● **The task**:
Can you quote, word for word, every line from the start of the rows through the line holding "y-tick-label: 0.2 (89, 378, 102, 387)", inclusive?

(Layout dataset rows)

----------------------------------------

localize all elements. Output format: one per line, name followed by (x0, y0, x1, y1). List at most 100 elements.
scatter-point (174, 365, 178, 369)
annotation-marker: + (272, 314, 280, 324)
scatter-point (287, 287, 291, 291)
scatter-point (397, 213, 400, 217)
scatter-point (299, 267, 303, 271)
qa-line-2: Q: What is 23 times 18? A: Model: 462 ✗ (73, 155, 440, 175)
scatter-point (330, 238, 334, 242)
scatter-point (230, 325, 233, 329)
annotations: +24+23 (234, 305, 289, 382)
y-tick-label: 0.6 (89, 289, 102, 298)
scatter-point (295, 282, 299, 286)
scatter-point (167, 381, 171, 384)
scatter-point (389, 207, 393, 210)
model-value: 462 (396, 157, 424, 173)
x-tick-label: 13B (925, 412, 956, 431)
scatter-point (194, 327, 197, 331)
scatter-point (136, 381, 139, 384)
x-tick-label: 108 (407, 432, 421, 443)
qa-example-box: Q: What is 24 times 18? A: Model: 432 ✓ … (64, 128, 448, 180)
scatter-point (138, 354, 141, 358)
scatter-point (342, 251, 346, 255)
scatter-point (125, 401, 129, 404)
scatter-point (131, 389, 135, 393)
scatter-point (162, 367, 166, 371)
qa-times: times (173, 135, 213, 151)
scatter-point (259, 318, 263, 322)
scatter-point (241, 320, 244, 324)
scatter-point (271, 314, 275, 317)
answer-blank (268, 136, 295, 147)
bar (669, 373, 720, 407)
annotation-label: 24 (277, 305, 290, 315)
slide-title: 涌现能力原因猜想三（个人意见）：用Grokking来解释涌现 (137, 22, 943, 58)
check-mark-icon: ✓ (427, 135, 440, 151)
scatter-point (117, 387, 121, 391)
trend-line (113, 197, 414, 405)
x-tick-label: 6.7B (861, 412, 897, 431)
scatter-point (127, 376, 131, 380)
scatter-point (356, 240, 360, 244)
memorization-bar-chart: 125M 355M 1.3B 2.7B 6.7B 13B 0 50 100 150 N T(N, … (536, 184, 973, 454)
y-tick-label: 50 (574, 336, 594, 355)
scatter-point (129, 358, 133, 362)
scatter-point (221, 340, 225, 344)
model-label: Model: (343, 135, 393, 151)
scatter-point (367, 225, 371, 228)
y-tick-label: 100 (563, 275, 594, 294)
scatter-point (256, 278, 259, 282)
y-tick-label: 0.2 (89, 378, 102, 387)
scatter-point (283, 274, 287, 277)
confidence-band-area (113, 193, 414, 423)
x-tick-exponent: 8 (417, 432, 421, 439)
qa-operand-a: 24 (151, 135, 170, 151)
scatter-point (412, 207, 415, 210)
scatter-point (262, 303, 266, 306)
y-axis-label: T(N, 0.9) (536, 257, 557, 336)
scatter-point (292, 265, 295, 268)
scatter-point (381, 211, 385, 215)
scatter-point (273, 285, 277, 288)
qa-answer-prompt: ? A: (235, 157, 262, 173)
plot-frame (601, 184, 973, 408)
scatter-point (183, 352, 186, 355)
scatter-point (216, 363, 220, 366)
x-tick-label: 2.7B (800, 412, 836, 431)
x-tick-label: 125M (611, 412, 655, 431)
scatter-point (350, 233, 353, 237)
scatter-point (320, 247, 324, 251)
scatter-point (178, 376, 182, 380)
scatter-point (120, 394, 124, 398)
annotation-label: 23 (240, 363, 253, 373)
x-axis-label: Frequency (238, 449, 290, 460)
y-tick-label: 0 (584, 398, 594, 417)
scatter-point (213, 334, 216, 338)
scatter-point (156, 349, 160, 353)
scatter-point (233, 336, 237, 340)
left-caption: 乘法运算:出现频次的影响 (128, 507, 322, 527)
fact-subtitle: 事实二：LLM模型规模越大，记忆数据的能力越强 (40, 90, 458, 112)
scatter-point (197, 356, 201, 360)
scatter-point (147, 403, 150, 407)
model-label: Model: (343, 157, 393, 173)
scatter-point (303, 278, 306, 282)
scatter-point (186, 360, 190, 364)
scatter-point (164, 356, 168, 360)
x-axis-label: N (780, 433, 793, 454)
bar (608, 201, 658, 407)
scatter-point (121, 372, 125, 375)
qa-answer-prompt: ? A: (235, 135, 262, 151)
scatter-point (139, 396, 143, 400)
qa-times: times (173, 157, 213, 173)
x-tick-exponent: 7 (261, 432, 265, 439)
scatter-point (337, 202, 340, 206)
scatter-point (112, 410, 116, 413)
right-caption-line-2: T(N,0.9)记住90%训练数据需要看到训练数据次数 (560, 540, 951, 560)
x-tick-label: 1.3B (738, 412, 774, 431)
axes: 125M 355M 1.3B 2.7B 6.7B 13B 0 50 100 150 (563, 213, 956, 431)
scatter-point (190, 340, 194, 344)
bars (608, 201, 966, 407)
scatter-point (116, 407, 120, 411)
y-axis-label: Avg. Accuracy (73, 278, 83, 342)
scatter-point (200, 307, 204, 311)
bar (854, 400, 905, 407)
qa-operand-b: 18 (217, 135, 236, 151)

----------------------------------------

● **Correct output**:
localize all elements. Output format: one per line, name followed by (x0, y0, x1, y1). List at most 100 elements.
scatter-point (174, 365, 178, 369)
annotation-marker: + (272, 314, 280, 324)
scatter-point (287, 287, 291, 291)
scatter-point (397, 213, 400, 217)
scatter-point (299, 267, 303, 271)
qa-line-2: Q: What is 23 times 18? A: Model: 462 ✗ (73, 155, 440, 175)
scatter-point (330, 238, 334, 242)
scatter-point (230, 325, 233, 329)
annotations: +24+23 (234, 305, 289, 382)
y-tick-label: 0.6 (89, 289, 102, 298)
scatter-point (295, 282, 299, 286)
scatter-point (167, 381, 171, 384)
scatter-point (389, 207, 393, 210)
model-value: 462 (396, 157, 424, 173)
x-tick-label: 13B (925, 412, 956, 431)
scatter-point (194, 327, 197, 331)
scatter-point (136, 381, 139, 384)
x-tick-label: 108 (407, 432, 421, 443)
qa-example-box: Q: What is 24 times 18? A: Model: 432 ✓ … (64, 128, 448, 180)
scatter-point (138, 354, 141, 358)
scatter-point (342, 251, 346, 255)
scatter-point (125, 401, 129, 404)
scatter-point (131, 389, 135, 393)
scatter-point (162, 367, 166, 371)
qa-times: times (173, 135, 213, 151)
scatter-point (259, 318, 263, 322)
scatter-point (241, 320, 244, 324)
scatter-point (271, 314, 275, 317)
answer-blank (268, 136, 295, 147)
bar (669, 373, 720, 407)
annotation-label: 24 (277, 305, 290, 315)
slide-title: 涌现能力原因猜想三（个人意见）：用Grokking来解释涌现 (137, 22, 943, 58)
check-mark-icon: ✓ (427, 135, 440, 151)
scatter-point (117, 387, 121, 391)
trend-line (113, 197, 414, 405)
x-tick-label: 6.7B (861, 412, 897, 431)
scatter-point (127, 376, 131, 380)
scatter-point (356, 240, 360, 244)
memorization-bar-chart: 125M 355M 1.3B 2.7B 6.7B 13B 0 50 100 150 N T(N, … (536, 184, 973, 454)
y-tick-label: 50 (574, 336, 594, 355)
scatter-point (129, 358, 133, 362)
scatter-point (221, 340, 225, 344)
model-label: Model: (343, 135, 393, 151)
scatter-point (367, 225, 371, 228)
y-tick-label: 100 (563, 275, 594, 294)
scatter-point (256, 278, 259, 282)
y-tick-label: 0.2 (89, 378, 102, 387)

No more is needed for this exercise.